• [GIVEN EXERCISE]: Of the lines below, count those containing the word "Silva". Reply with the number alone.

(Collected data entries)
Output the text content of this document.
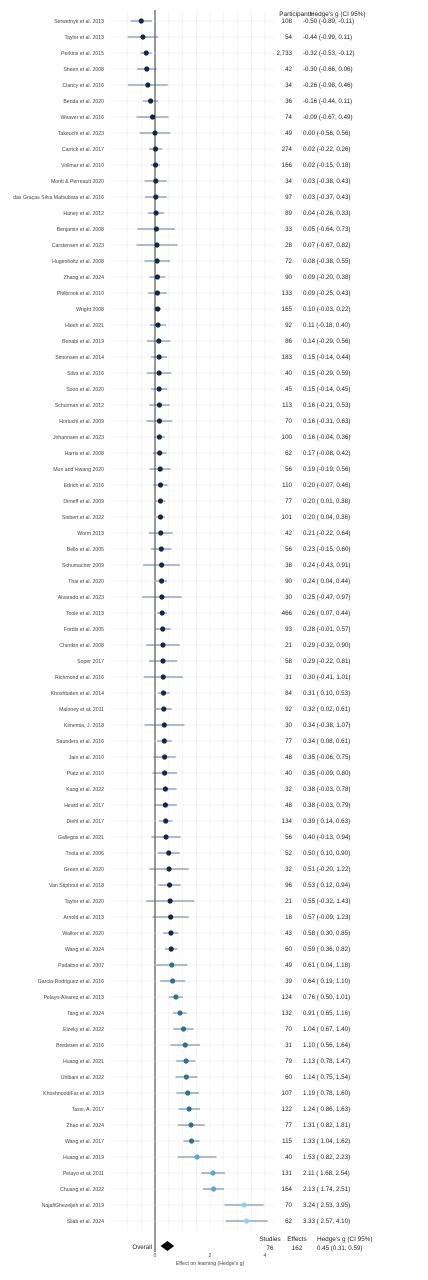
Serwetnyk et al. 2013	108 -0.50 (-0.89, -0.11)
Taylor et al. 2013	54 -0.44 (-0.99, 0.11)
Perkins et al. 2015	2,733 -0.32 (-0.53, -0.12)
Sheen et al. 2008	42 -0.30 (-0.66, 0.06)
Clancy et al. 2016	34 -0.26 (-0.98, 0.46)
Benda et al. 2020	36 -0.16 (-0.44, 0.11)
Weaver et al. 2016	74 -0.09 (-0.67, 0.49)
Takeuchi et al. 2023	49 0.00 (-0.56, 0.56)
Carrick et al. 2017	274 0.02 (-0.22, 0.26)
Vollmar et al. 2010	166 0.02 (-0.15, 0.18)
Monti & Perreault 2020	34 0.03 (-0.38, 0.43)
das Graças Silva Matsubara et al. 2016	97 0.03 (-0.37, 0.43)
Haney et al. 2012	89 0.04 (-0.26, 0.33)
Benjamin et al. 2008	33 0.05 (-0.64, 0.73)
Carstensen et al. 2023	28 0.07 (-0.67, 0.82)
Hugenholtz et al. 2008	72 0.08 (-0.38, 0.55)
Zhang et al. 2024	90 0.09 (-0.20, 0.38)
Philbrook et al. 2010	133 0.09 (-0.25, 0.43)
Wright 2008	165 0.10 (-0.03, 0.22)
Hsieh et al. 2021	92 0.11 (-0.18, 0.40)
Bonabi et al. 2019	86 0.14 (-0.29, 0.56)
Simonsen et al. 2014	183 0.15 (-0.14, 0.44)
Silva et al. 2016	40 0.15 (-0.29, 0.59)
Soon et al. 2020	45 0.15 (-0.14, 0.45)
Schurman et al. 2012	113 0.16 (-0.21, 0.53)
Horiuchi et al. 2009	70 0.16 (-0.31, 0.63)
Johannsen et al. 2023	100 0.16 (-0.04, 0.36)
Harris et al. 2008	62 0.17 (-0.08, 0.42)
Mun and Hwang 2020	56 0.19 (-0.19, 0.56)
Edrich et al. 2016	110 0.20 (-0.07, 0.46)
Dimeff et al. 2009	77 0.20 ( 0.01, 0.38)
Siebert et al. 2022	101 0.20 ( 0.04, 0.36)
Worm 2013	42 0.21 (-0.22, 0.64)
Bello et al. 2005	56 0.23 (-0.15, 0.60)
Schumacher 2009	38 0.24 (-0.43, 0.91)
Thai et al. 2020	90 0.24 ( 0.04, 0.44)
Alvarado et al. 2023	30 0.25 (-0.47, 0.97)
Toole et al. 2013	466 0.26 ( 0.07, 0.44)
Fordis et al. 2005	93 0.28 (-0.01, 0.57)
Cherikin et al. 2008	21 0.29 (-0.32, 0.90)
Soper 2017	58 0.29 (-0.22, 0.81)
Richmond et al. 2016	31 0.30 (-0.41, 1.01)
Khoshbaten et al. 2014	84 0.31 ( 0.10, 0.53)
Maloney et al. 2011	92 0.32 ( 0.02, 0.61)
Kimemia, J. 2018	30 0.34 (-0.38, 1.07)
Saunders et al. 2016	77 0.34 ( 0.08, 0.61)
Jain et al. 2010	48 0.35 (-0.06, 0.75)
Platz et al. 2010	40 0.35 (-0.09, 0.80)
Kang et al. 2022	32 0.38 (-0.03, 0.78)
Heard et al. 2017	48 0.38 (-0.03, 0.79)
Diehl et al. 2017	134 0.39 ( 0.14, 0.63)
Gallegos et al. 2021	56 0.40 (-0.13, 0.94)
Triola et al. 2006	52 0.50 ( 0.10, 0.90)
Green et al. 2020	32 0.51 (-0.20, 1.22)
Van Stiphout et al. 2018	96 0.53 ( 0.12, 0.94)
Taylor et al. 2020	21 0.55 (-0.32, 1.43)
Arnold et al. 2013	18 0.57 (-0.09, 1.23)
Walker et al. 2020	43 0.58 ( 0.30, 0.85)
Wang et al. 2024	60 0.59 ( 0.36, 0.82)
Padalino et al. 2007	49 0.61 ( 0.04, 1.18)
Garcia-Rodriguez et al. 2016	39 0.64 ( 0.19, 1.10)
Pelayo-Alvarez et al. 2013	124 0.76 ( 0.50, 1.01)
Tang et al. 2024	132 0.91 ( 0.65, 1.16)
Elzeky et al. 2022	70 1.04 ( 0.67, 1.40)
Bredesen et al. 2016	31 1.10 ( 0.56, 1.64)
Huang et al. 2021	79 1.13 ( 0.78, 1.47)
Uhlbani et al. 2022	60 1.14 ( 0.75, 1.54)
KhoshnoodiFar et al. 2019	107 1.19 ( 0.78, 1.60)
Tassi, A. 2017	122 1.24 ( 0.86, 1.63)
Zhao et al. 2024	77 1.31 ( 0.82, 1.81)
Wang et al. 2017	115 1.33 ( 1.04, 1.62)
Huang et al. 2019	40 1.53 ( 0.82, 2.23)
Pelayo et al. 2011	131 2.11 ( 1.68, 2.54)
Chuang et al. 2022	164 2.13 ( 1.74, 2.51)
NajafiGhezeljeh et al. 2019	70 3.24 ( 2.53, 3.95)
Silab et al. 2024	62 3.33 ( 2.57, 4.10)
Participants
Hedge's g (CI 95%)
Overall
Studies Effects Hedge's g (CI 95%)
76	162 0.45 (0.31, 0.59)
0	2	4
Effect on learning (Hedge's g)
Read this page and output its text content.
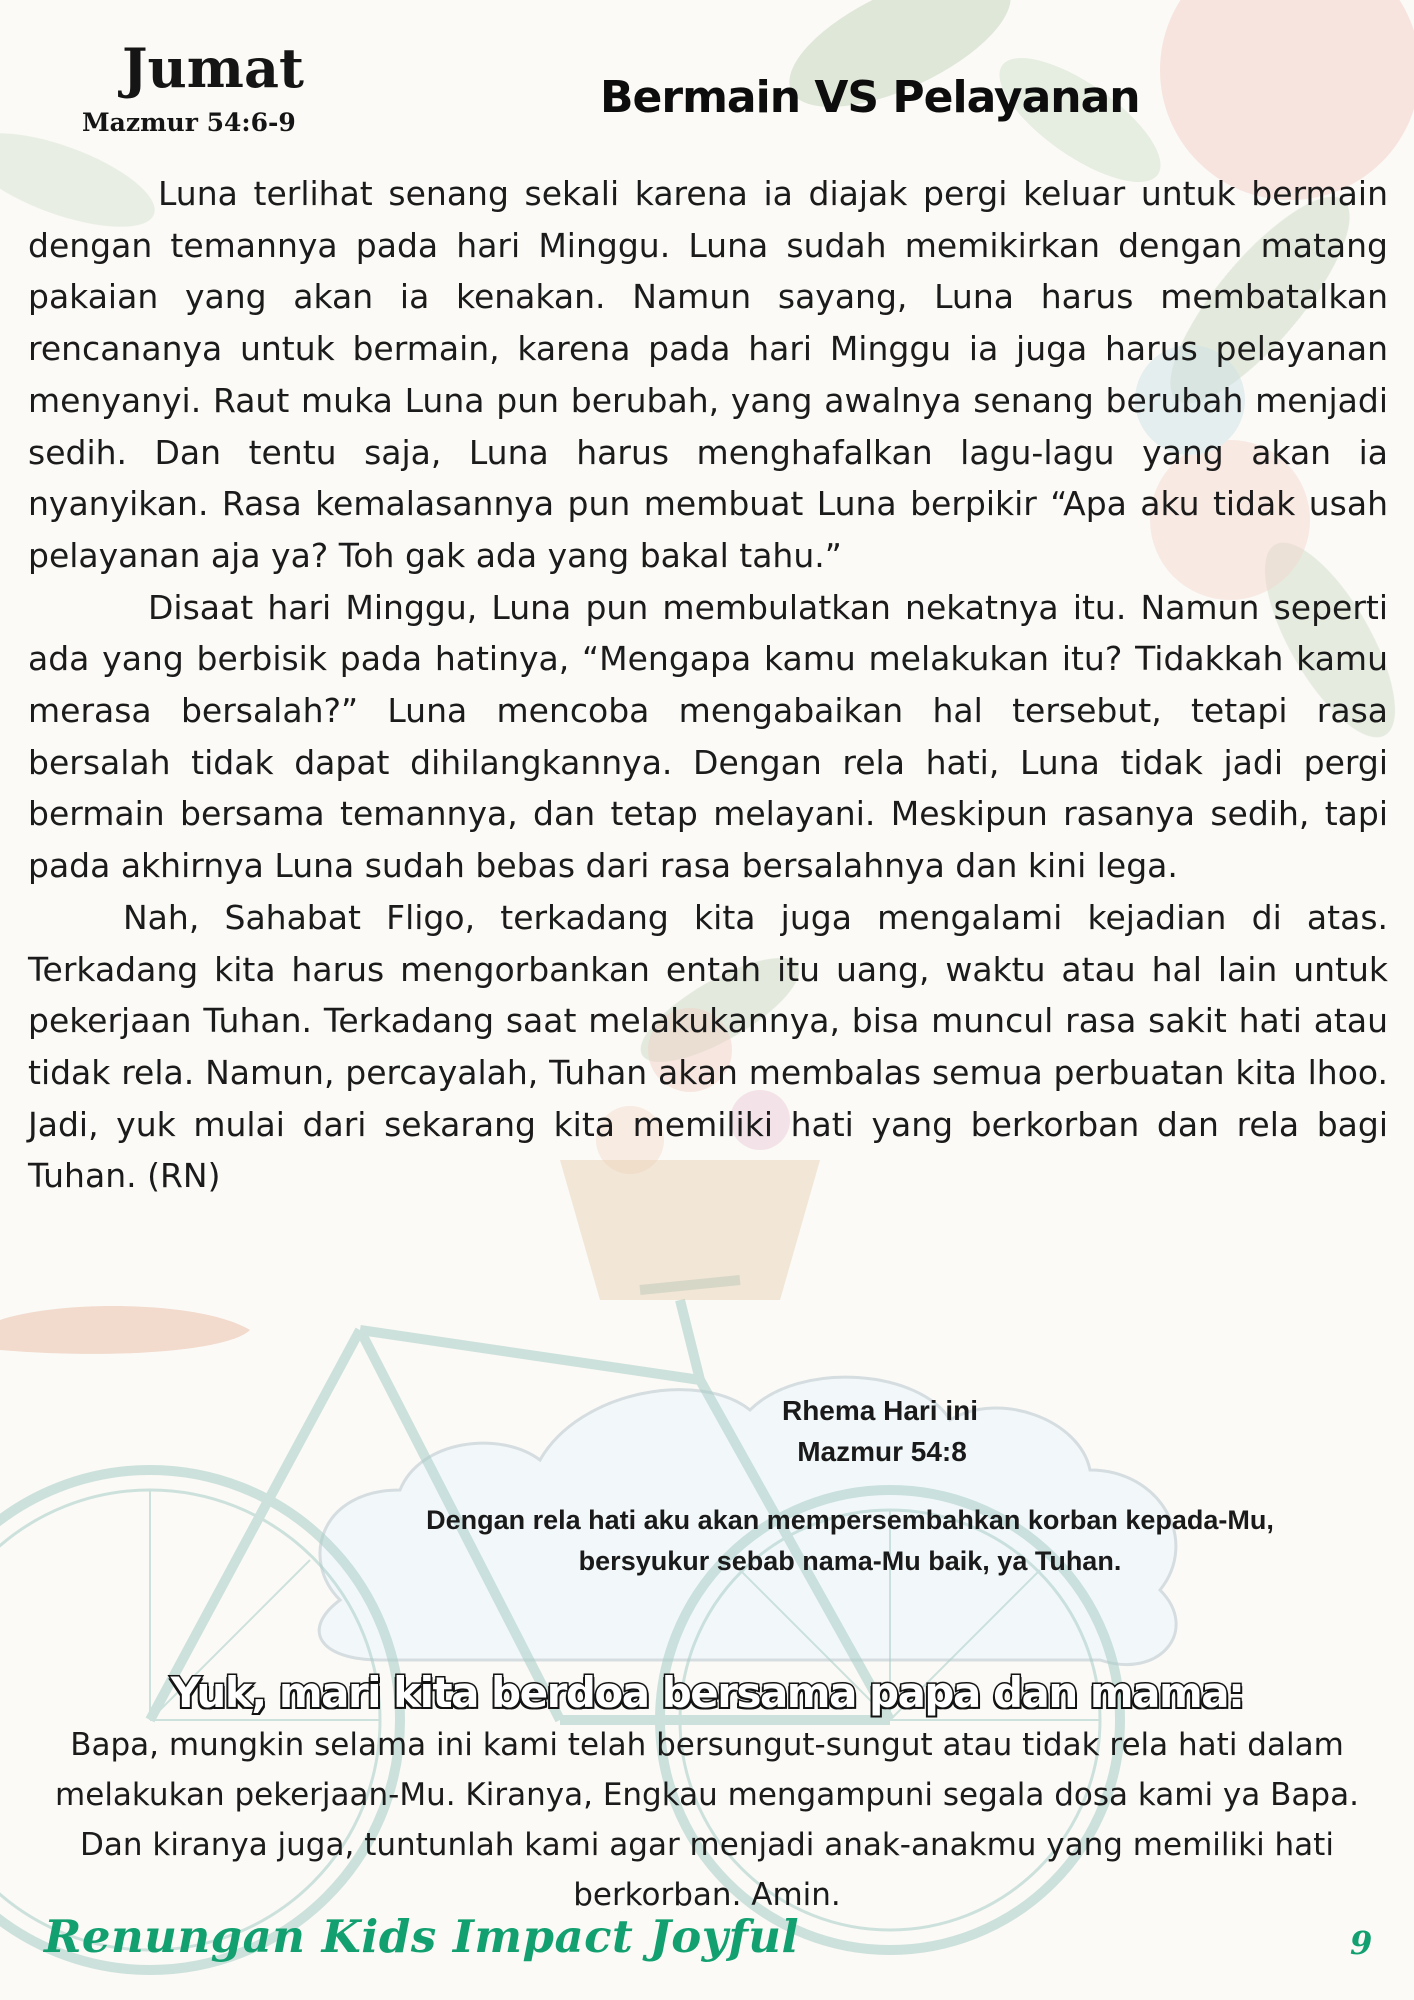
Jumat
Mazmur 54:6-9	Bermain VS Pelayanan

Luna terlihat senang sekali karena ia diajak pergi keluar untuk bermain dengan temannya pada hari Minggu. Luna sudah memikirkan dengan matang pakaian yang akan ia kenakan. Namun sayang, Luna harus membatalkan rencananya untuk bermain, karena pada hari Minggu ia juga harus pelayanan menyanyi. Raut muka Luna pun berubah, yang awalnya senang berubah menjadi sedih. Dan tentu saja, Luna harus menghafalkan lagu-lagu yang akan ia nyanyikan. Rasa kemalasannya pun membuat Luna berpikir “Apa aku tidak usah pelayanan aja ya? Toh gak ada yang bakal tahu.”

Disaat hari Minggu, Luna pun membulatkan nekatnya itu. Namun seperti ada yang berbisik pada hatinya, “Mengapa kamu melakukan itu? Tidakkah kamu merasa bersalah?” Luna mencoba mengabaikan hal tersebut, tetapi rasa bersalah tidak dapat dihilangkannya. Dengan rela hati, Luna tidak jadi pergi bermain bersama temannya, dan tetap melayani. Meskipun rasanya sedih, tapi pada akhirnya Luna sudah bebas dari rasa bersalahnya dan kini lega.

Nah, Sahabat Fligo, terkadang kita juga mengalami kejadian di atas. Terkadang kita harus mengorbankan entah itu uang, waktu atau hal lain untuk pekerjaan Tuhan. Terkadang saat melakukannya, bisa muncul rasa sakit hati atau tidak rela. Namun, percayalah, Tuhan akan membalas semua perbuatan kita lhoo. Jadi, yuk mulai dari sekarang kita memiliki hati yang berkorban dan rela bagi Tuhan. (RN)

Rhema Hari ini
Mazmur 54:8
Dengan rela hati aku akan mempersembahkan korban kepada-Mu, bersyukur sebab nama-Mu baik, ya Tuhan.
Yuk, mari kita berdoa bersama papa dan mama:
Bapa, mungkin selama ini kami telah bersungut-sungut atau tidak rela hati dalam melakukan pekerjaan-Mu. Kiranya, Engkau mengampuni segala dosa kami ya Bapa. Dan kiranya juga, tuntunlah kami agar menjadi anak-anakmu yang memiliki hati berkorban. Amin.
Renungan Kids Impact Joyful	9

• [WRITTEN SOLUTION]: 2